Figure record extracts
=====
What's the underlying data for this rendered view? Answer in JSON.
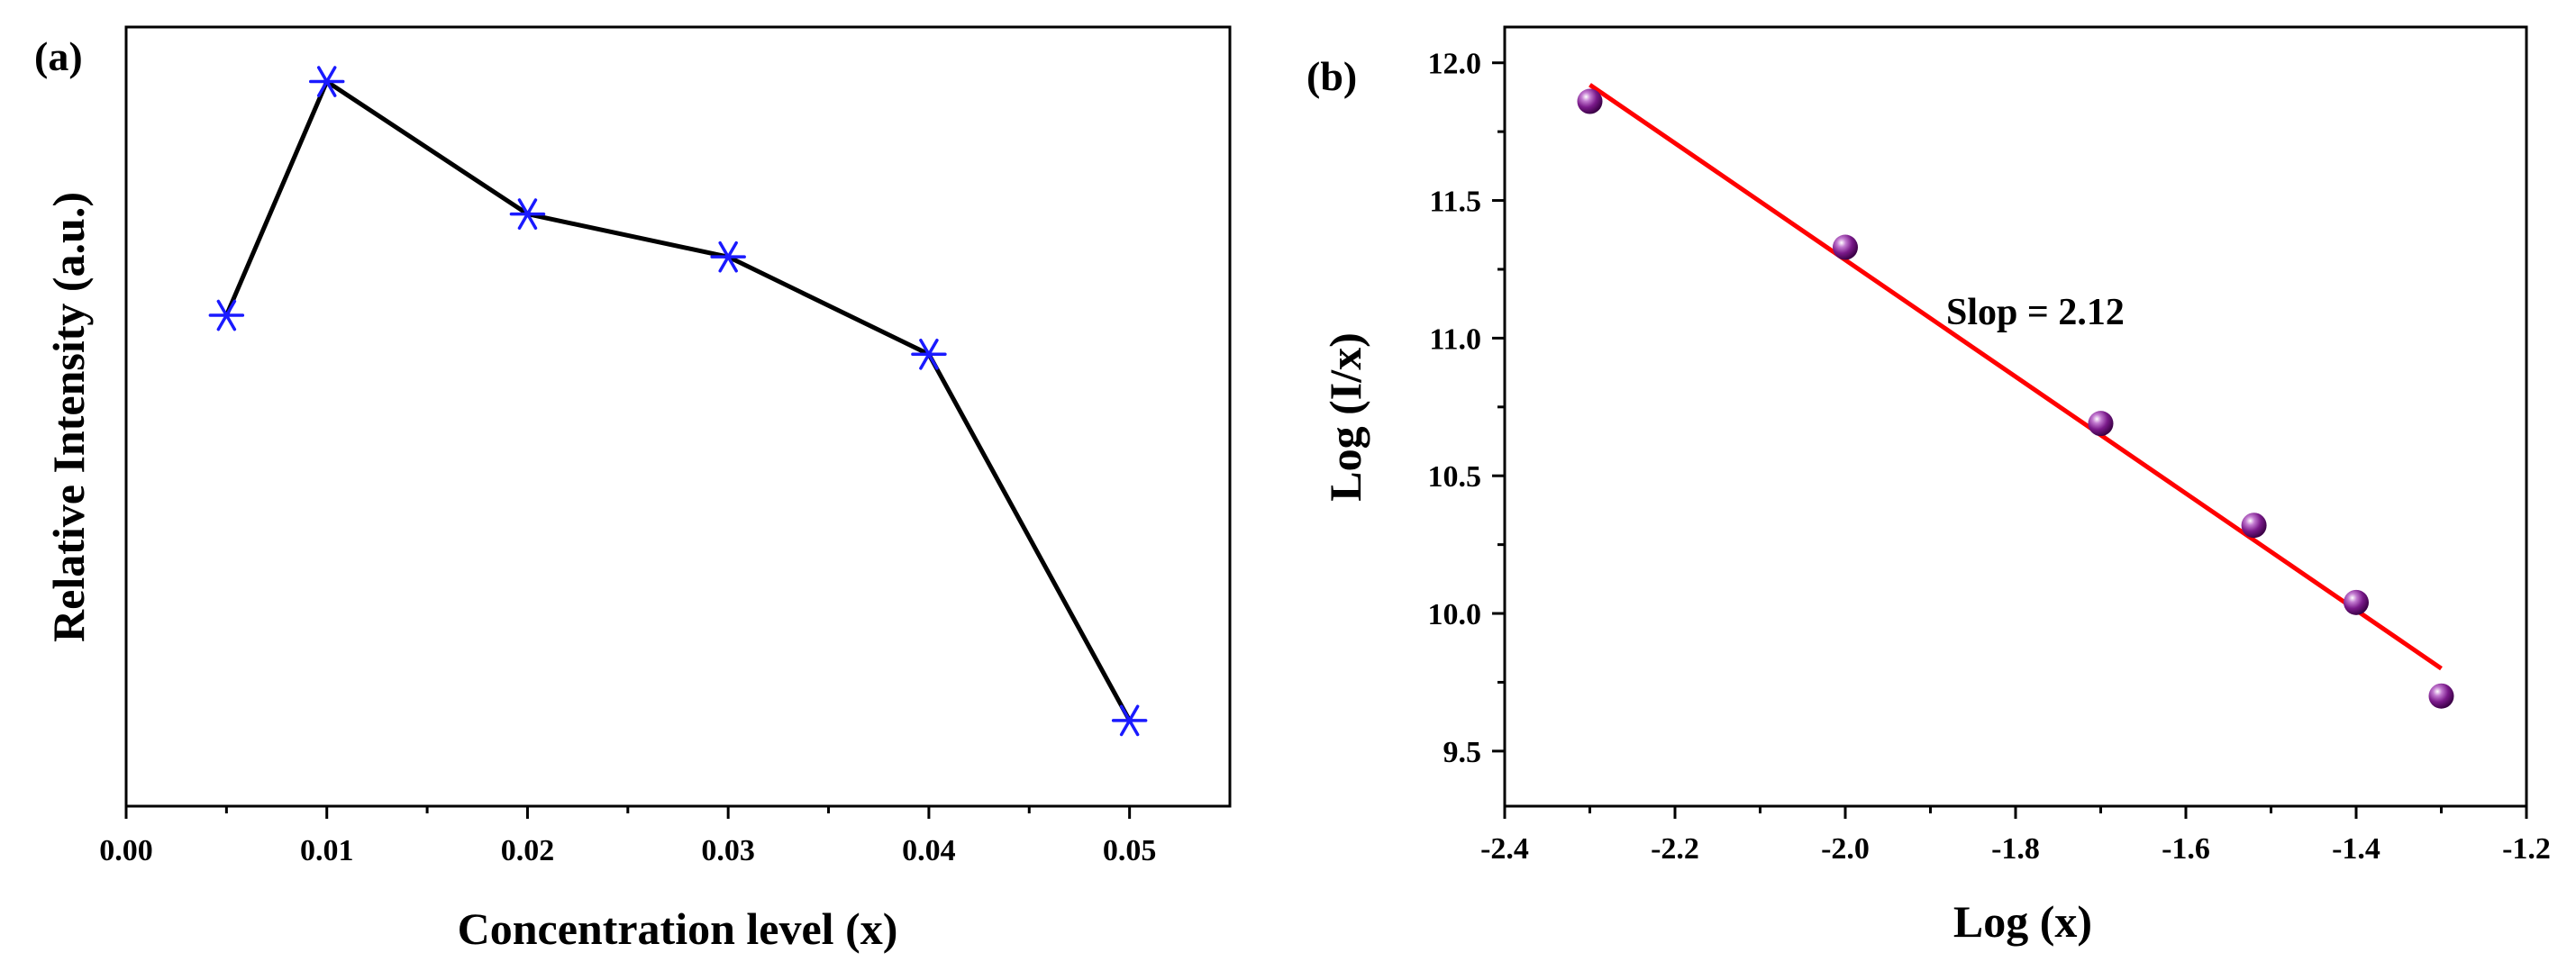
{
  "chart_data": [
    {
      "panel": "(a)",
      "type": "line",
      "xlabel": "Concentration level (x)",
      "ylabel": "Relative Intensity (a.u.)",
      "xlim": [
        0.0,
        0.055
      ],
      "ylim": [
        0,
        100
      ],
      "xticks": [
        0.0,
        0.01,
        0.02,
        0.03,
        0.04,
        0.05
      ],
      "xtick_labels": [
        "0.00",
        "0.01",
        "0.02",
        "0.03",
        "0.04",
        "0.05"
      ],
      "yticks_shown": false,
      "marker": "asterisk",
      "line_color": "#000000",
      "marker_color": "#1a1aff",
      "x": [
        0.005,
        0.01,
        0.02,
        0.03,
        0.04,
        0.05
      ],
      "y": [
        63,
        93,
        76,
        70.5,
        58,
        11
      ]
    },
    {
      "panel": "(b)",
      "type": "scatter",
      "xlabel": "Log (x)",
      "ylabel": "Log (I/x)",
      "xlim": [
        -2.4,
        -1.2
      ],
      "ylim": [
        9.3,
        12.13
      ],
      "xticks": [
        -2.4,
        -2.2,
        -2.0,
        -1.8,
        -1.6,
        -1.4,
        -1.2
      ],
      "xtick_labels": [
        "-2.4",
        "-2.2",
        "-2.0",
        "-1.8",
        "-1.6",
        "-1.4",
        "-1.2"
      ],
      "yticks": [
        9.5,
        10.0,
        10.5,
        11.0,
        11.5,
        12.0
      ],
      "ytick_labels": [
        "9.5",
        "10.0",
        "10.5",
        "11.0",
        "11.5",
        "12.0"
      ],
      "marker_color": "#7a1a8a",
      "fit_color": "#ff0000",
      "x": [
        -2.3,
        -2.0,
        -1.7,
        -1.52,
        -1.4,
        -1.3
      ],
      "y": [
        11.86,
        11.33,
        10.69,
        10.32,
        10.04,
        9.7
      ],
      "fit": {
        "x": [
          -2.3,
          -1.3
        ],
        "y": [
          11.92,
          9.8
        ]
      },
      "annotation": "Slop = 2.12"
    }
  ]
}
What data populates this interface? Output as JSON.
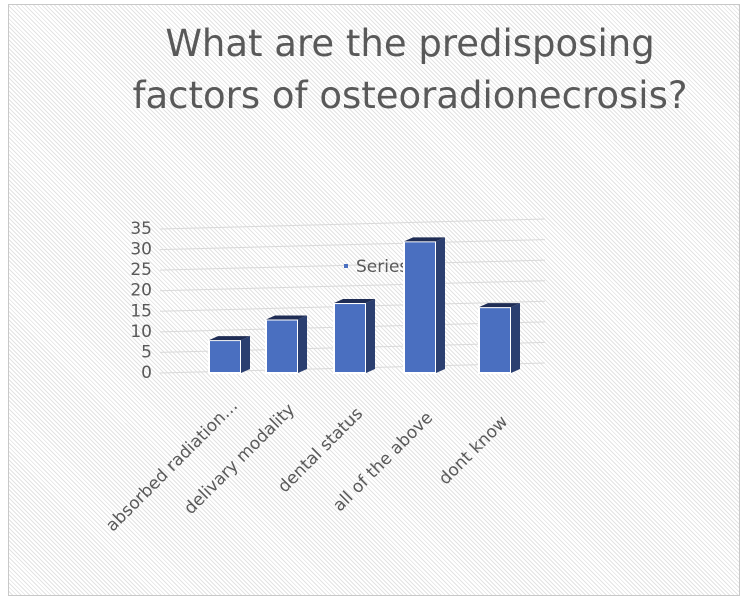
{
  "chart_data": {
    "type": "bar3d",
    "title": "What are the predisposing factors of osteoradionecrosis?",
    "categories": [
      "absorbed radiation…",
      "delivary modality",
      "dental status",
      "all of the above",
      "dont know"
    ],
    "series": [
      {
        "name": "Series1",
        "color": "#4a6fc0",
        "values": [
          8,
          13,
          17,
          32,
          16
        ]
      }
    ],
    "ylim": [
      0,
      35
    ],
    "yticks": [
      0,
      5,
      10,
      15,
      20,
      25,
      30,
      35
    ],
    "grid": true,
    "legend": "top"
  }
}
=====
- What you have to do: Go to the line containing "What data populates", then write out word for word every line from there to the end of the listing. Keep both end lines and drop the pictures.

- Solution for this task:
What data populates this interface? Output as JSON.
{
  "chart_data": {
    "type": "bar3d",
    "title": "What are the predisposing factors of osteoradionecrosis?",
    "categories": [
      "absorbed radiation…",
      "delivary modality",
      "dental status",
      "all of the above",
      "dont know"
    ],
    "series": [
      {
        "name": "Series1",
        "color": "#4a6fc0",
        "values": [
          8,
          13,
          17,
          32,
          16
        ]
      }
    ],
    "ylim": [
      0,
      35
    ],
    "yticks": [
      0,
      5,
      10,
      15,
      20,
      25,
      30,
      35
    ],
    "grid": true,
    "legend": "top"
  }
}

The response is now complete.